**Requirements**
Report all lines from the entries below in which "skjerming" appears.

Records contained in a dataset
══════════════════════════════

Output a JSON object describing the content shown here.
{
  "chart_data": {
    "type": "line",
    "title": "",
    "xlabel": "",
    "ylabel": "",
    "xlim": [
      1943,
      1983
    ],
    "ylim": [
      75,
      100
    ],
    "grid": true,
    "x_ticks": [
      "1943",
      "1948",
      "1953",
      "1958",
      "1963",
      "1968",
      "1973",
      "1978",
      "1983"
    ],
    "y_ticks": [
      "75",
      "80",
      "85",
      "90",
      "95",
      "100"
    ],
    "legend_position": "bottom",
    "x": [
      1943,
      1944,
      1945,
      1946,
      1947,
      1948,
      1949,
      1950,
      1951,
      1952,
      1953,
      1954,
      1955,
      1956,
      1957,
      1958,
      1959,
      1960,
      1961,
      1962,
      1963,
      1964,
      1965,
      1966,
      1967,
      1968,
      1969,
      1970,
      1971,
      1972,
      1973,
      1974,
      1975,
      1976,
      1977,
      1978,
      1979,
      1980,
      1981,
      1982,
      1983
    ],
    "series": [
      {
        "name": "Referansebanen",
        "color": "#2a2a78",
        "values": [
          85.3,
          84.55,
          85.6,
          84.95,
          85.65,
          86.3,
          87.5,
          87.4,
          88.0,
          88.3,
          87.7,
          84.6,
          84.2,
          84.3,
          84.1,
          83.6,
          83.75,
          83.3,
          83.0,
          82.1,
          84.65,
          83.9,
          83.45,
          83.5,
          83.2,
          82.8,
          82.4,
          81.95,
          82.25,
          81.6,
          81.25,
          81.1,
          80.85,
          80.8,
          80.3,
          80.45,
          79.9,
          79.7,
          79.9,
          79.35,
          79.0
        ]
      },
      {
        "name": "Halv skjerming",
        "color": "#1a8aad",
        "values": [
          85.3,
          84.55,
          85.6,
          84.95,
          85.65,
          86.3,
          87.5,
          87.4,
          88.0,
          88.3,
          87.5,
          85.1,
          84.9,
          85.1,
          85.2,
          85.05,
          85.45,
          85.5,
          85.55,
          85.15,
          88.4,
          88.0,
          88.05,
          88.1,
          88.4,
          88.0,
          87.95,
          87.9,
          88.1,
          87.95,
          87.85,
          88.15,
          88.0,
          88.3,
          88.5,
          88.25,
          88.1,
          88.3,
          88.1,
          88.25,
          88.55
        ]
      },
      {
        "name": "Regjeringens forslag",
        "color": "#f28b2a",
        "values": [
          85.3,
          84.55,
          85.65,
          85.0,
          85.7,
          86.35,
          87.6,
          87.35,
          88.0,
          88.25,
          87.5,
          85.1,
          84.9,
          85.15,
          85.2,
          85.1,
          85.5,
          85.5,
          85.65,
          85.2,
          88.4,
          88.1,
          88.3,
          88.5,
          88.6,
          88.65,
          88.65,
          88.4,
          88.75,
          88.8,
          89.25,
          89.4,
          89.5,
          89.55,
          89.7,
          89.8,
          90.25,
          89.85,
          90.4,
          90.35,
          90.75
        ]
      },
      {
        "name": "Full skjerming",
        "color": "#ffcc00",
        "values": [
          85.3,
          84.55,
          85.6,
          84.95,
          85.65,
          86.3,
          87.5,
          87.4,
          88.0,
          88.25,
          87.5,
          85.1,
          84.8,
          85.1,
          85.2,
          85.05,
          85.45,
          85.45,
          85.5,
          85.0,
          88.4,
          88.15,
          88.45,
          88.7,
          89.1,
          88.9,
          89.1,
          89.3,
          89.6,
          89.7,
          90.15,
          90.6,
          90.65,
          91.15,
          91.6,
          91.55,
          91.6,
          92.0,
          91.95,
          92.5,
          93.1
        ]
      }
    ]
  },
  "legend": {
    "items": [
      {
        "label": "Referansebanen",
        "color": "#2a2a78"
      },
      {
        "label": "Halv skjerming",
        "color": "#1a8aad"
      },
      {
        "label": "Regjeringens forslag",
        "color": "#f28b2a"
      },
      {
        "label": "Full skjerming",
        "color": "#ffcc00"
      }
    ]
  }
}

══════════════════════════════

**Response**
        "name": "Halv skjerming",
        "name": "Full skjerming",
        "label": "Halv skjerming",
        "label": "Full skjerming",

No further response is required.